## WHAT YOU WILL DO
Return the records in full, exactly as given.

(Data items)
________________________________________

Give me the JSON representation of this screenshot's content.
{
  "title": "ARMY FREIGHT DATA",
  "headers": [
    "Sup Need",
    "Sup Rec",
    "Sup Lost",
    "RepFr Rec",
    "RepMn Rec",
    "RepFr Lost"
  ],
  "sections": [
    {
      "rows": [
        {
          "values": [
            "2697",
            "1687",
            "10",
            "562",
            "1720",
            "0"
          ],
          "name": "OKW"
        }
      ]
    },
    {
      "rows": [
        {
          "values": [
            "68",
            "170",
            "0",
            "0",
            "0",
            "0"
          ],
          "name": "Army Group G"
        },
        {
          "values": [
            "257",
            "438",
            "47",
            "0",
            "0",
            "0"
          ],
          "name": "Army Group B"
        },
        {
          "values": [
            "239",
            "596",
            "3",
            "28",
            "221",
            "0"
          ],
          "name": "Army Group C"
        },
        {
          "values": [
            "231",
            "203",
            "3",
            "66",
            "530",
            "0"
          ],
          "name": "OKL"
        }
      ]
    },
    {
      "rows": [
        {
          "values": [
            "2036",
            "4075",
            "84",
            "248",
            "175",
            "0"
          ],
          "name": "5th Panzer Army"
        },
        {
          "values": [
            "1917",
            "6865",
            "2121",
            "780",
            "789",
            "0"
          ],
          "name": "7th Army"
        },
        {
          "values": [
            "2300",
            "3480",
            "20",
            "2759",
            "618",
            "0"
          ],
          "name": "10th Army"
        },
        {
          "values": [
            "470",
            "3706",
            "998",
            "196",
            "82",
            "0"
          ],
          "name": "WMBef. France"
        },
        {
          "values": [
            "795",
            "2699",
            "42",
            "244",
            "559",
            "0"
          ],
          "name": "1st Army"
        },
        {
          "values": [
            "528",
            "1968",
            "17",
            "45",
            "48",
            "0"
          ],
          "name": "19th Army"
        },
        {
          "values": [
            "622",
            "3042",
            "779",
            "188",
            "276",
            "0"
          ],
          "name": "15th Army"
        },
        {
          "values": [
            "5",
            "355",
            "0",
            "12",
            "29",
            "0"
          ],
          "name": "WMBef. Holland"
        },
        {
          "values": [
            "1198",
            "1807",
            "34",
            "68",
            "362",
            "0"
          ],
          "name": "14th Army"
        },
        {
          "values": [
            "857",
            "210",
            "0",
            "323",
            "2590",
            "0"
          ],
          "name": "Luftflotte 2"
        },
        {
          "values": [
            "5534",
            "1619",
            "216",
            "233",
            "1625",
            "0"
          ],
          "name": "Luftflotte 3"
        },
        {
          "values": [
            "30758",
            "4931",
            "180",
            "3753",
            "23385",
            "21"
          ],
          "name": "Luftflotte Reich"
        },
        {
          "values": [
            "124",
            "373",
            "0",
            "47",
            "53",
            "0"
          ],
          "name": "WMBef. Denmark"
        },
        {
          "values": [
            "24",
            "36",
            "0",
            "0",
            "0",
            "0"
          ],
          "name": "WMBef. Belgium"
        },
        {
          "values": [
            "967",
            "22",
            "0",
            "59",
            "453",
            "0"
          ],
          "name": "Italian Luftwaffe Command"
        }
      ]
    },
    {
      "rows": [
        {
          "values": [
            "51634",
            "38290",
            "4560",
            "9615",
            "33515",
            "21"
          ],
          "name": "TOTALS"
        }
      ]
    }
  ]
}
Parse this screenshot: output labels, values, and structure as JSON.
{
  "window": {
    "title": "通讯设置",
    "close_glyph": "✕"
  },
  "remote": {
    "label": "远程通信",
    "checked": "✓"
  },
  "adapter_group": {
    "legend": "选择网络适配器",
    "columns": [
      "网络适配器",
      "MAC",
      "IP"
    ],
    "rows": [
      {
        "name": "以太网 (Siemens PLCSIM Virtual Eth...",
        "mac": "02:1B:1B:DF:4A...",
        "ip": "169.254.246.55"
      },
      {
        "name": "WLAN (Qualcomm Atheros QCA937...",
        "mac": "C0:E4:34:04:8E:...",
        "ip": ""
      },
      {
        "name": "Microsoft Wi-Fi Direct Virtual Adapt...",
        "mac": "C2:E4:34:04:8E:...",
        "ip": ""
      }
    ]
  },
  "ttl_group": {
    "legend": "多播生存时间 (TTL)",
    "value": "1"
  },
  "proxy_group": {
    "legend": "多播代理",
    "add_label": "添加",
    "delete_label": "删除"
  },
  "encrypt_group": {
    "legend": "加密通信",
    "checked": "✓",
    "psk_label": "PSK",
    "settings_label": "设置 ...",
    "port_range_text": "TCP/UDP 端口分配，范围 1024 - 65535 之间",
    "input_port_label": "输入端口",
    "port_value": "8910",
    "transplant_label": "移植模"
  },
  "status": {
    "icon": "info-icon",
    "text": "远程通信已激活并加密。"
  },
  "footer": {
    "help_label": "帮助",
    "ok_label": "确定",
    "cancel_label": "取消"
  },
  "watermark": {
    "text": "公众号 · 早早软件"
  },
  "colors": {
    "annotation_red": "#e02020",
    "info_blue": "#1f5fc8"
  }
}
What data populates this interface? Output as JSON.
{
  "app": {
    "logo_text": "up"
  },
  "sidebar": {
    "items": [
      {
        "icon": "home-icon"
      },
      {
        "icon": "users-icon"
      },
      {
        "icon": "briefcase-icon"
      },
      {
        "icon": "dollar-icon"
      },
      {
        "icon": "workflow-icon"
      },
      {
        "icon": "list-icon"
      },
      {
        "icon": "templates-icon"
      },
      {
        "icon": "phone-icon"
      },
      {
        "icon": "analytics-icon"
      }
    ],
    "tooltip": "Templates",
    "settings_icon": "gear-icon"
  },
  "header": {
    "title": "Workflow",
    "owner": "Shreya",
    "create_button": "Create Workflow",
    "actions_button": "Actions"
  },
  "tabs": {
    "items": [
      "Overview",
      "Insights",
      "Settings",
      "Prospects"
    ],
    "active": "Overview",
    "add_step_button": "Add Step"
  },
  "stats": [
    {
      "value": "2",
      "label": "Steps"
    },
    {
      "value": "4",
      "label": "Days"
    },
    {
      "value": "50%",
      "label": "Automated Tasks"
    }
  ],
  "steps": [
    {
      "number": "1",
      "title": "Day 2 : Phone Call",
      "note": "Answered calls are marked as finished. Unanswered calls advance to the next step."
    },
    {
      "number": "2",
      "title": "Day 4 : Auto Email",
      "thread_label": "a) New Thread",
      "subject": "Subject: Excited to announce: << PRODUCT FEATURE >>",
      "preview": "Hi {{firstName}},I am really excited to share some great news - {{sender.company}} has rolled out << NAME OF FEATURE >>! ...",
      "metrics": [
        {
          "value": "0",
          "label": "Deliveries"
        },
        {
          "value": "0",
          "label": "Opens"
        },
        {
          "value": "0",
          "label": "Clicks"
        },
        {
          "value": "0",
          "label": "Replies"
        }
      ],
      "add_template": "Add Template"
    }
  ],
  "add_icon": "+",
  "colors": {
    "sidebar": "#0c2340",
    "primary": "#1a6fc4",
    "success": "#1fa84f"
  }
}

________________________________________

## SOLVED EXERCISE
Give me the JSON representation of this screenshot's content.
{
  "title": "ARMY FREIGHT DATA",
  "headers": [
    "Sup Need",
    "Sup Rec",
    "Sup Lost",
    "RepFr Rec",
    "RepMn Rec",
    "RepFr Lost"
  ],
  "sections": [
    {
      "rows": [
        {
          "values": [
            "2697",
            "1687",
            "10",
            "562",
            "1720",
            "0"
          ],
          "name": "OKW"
        }
      ]
    },
    {
      "rows": [
        {
          "values": [
            "68",
            "170",
            "0",
            "0",
            "0",
            "0"
          ],
          "name": "Army Group G"
        },
        {
          "values": [
            "257",
            "438",
            "47",
            "0",
            "0",
            "0"
          ],
          "name": "Army Group B"
        },
        {
          "values": [
            "239",
            "596",
            "3",
            "28",
            "221",
            "0"
          ],
          "name": "Army Group C"
        },
        {
          "values": [
            "231",
            "203",
            "3",
            "66",
            "530",
            "0"
          ],
          "name": "OKL"
        }
      ]
    },
    {
      "rows": [
        {
          "values": [
            "2036",
            "4075",
            "84",
            "248",
            "175",
            "0"
          ],
          "name": "5th Panzer Army"
        },
        {
          "values": [
            "1917",
            "6865",
            "2121",
            "780",
            "789",
            "0"
          ],
          "name": "7th Army"
        },
        {
          "values": [
            "2300",
            "3480",
            "20",
            "2759",
            "618",
            "0"
          ],
          "name": "10th Army"
        },
        {
          "values": [
            "470",
            "3706",
            "998",
            "196",
            "82",
            "0"
          ],
          "name": "WMBef. France"
        },
        {
          "values": [
            "795",
            "2699",
            "42",
            "244",
            "559",
            "0"
          ],
          "name": "1st Army"
        },
        {
          "values": [
            "528",
            "1968",
            "17",
            "45",
            "48",
            "0"
          ],
          "name": "19th Army"
        },
        {
          "values": [
            "622",
            "3042",
            "779",
            "188",
            "276",
            "0"
          ],
          "name": "15th Army"
        },
        {
          "values": [
            "5",
            "355",
            "0",
            "12",
            "29",
            "0"
          ],
          "name": "WMBef. Holland"
        },
        {
          "values": [
            "1198",
            "1807",
            "34",
            "68",
            "362",
            "0"
          ],
          "name": "14th Army"
        },
        {
          "values": [
            "857",
            "210",
            "0",
            "323",
            "2590",
            "0"
          ],
          "name": "Luftflotte 2"
        },
        {
          "values": [
            "5534",
            "1619",
            "216",
            "233",
            "1625",
            "0"
          ],
          "name": "Luftflotte 3"
        },
        {
          "values": [
            "30758",
            "4931",
            "180",
            "3753",
            "23385",
            "21"
          ],
          "name": "Luftflotte Reich"
        },
        {
          "values": [
            "124",
            "373",
            "0",
            "47",
            "53",
            "0"
          ],
          "name": "WMBef. Denmark"
        },
        {
          "values": [
            "24",
            "36",
            "0",
            "0",
            "0",
            "0"
          ],
          "name": "WMBef. Belgium"
        },
        {
          "values": [
            "967",
            "22",
            "0",
            "59",
            "453",
            "0"
          ],
          "name": "Italian Luftwaffe Command"
        }
      ]
    },
    {
      "rows": [
        {
          "values": [
            "51634",
            "38290",
            "4560",
            "9615",
            "33515",
            "21"
          ],
          "name": "TOTALS"
        }
      ]
    }
  ]
}
Parse this screenshot: output labels, values, and structure as JSON.
{
  "window": {
    "title": "通讯设置",
    "close_glyph": "✕"
  },
  "remote": {
    "label": "远程通信",
    "checked": "✓"
  },
  "adapter_group": {
    "legend": "选择网络适配器",
    "columns": [
      "网络适配器",
      "MAC",
      "IP"
    ],
    "rows": [
      {
        "name": "以太网 (Siemens PLCSIM Virtual Eth...",
        "mac": "02:1B:1B:DF:4A...",
        "ip": "169.254.246.55"
      },
      {
        "name": "WLAN (Qualcomm Atheros QCA937...",
        "mac": "C0:E4:34:04:8E:...",
        "ip": ""
      },
      {
        "name": "Microsoft Wi-Fi Direct Virtual Adapt...",
        "mac": "C2:E4:34:04:8E:...",
        "ip": ""
      }
    ]
  },
  "ttl_group": {
    "legend": "多播生存时间 (TTL)",
    "value": "1"
  },
  "proxy_group": {
    "legend": "多播代理",
    "add_label": "添加",
    "delete_label": "删除"
  },
  "encrypt_group": {
    "legend": "加密通信",
    "checked": "✓",
    "psk_label": "PSK",
    "settings_label": "设置 ...",
    "port_range_text": "TCP/UDP 端口分配，范围 1024 - 65535 之间",
    "input_port_label": "输入端口",
    "port_value": "8910",
    "transplant_label": "移植模"
  },
  "status": {
    "icon": "info-icon",
    "text": "远程通信已激活并加密。"
  },
  "footer": {
    "help_label": "帮助",
    "ok_label": "确定",
    "cancel_label": "取消"
  },
  "watermark": {
    "text": "公众号 · 早早软件"
  },
  "colors": {
    "annotation_red": "#e02020",
    "info_blue": "#1f5fc8"
  }
}
What data populates this interface? Output as JSON.
{
  "app": {
    "logo_text": "up"
  },
  "sidebar": {
    "items": [
      {
        "icon": "home-icon"
      },
      {
        "icon": "users-icon"
      },
      {
        "icon": "briefcase-icon"
      },
      {
        "icon": "dollar-icon"
      },
      {
        "icon": "workflow-icon"
      },
      {
        "icon": "list-icon"
      },
      {
        "icon": "templates-icon"
      },
      {
        "icon": "phone-icon"
      },
      {
        "icon": "analytics-icon"
      }
    ],
    "tooltip": "Templates",
    "settings_icon": "gear-icon"
  },
  "header": {
    "title": "Workflow",
    "owner": "Shreya",
    "create_button": "Create Workflow",
    "actions_button": "Actions"
  },
  "tabs": {
    "items": [
      "Overview",
      "Insights",
      "Settings",
      "Prospects"
    ],
    "active": "Overview",
    "add_step_button": "Add Step"
  },
  "stats": [
    {
      "value": "2",
      "label": "Steps"
    },
    {
      "value": "4",
      "label": "Days"
    },
    {
      "value": "50%",
      "label": "Automated Tasks"
    }
  ],
  "steps": [
    {
      "number": "1",
      "title": "Day 2 : Phone Call",
      "note": "Answered calls are marked as finished. Unanswered calls advance to the next step."
    },
    {
      "number": "2",
      "title": "Day 4 : Auto Email",
      "thread_label": "a) New Thread",
      "subject": "Subject: Excited to announce: << PRODUCT FEATURE >>",
      "preview": "Hi {{firstName}},I am really excited to share some great news - {{sender.company}} has rolled out << NAME OF FEATURE >>! ...",
      "metrics": [
        {
          "value": "0",
          "label": "Deliveries"
        },
        {
          "value": "0",
          "label": "Opens"
        },
        {
          "value": "0",
          "label": "Clicks"
        },
        {
          "value": "0",
          "label": "Replies"
        }
      ],
      "add_template": "Add Template"
    }
  ],
  "add_icon": "+",
  "colors": {
    "sidebar": "#0c2340",
    "primary": "#1a6fc4",
    "success": "#1fa84f"
  }
}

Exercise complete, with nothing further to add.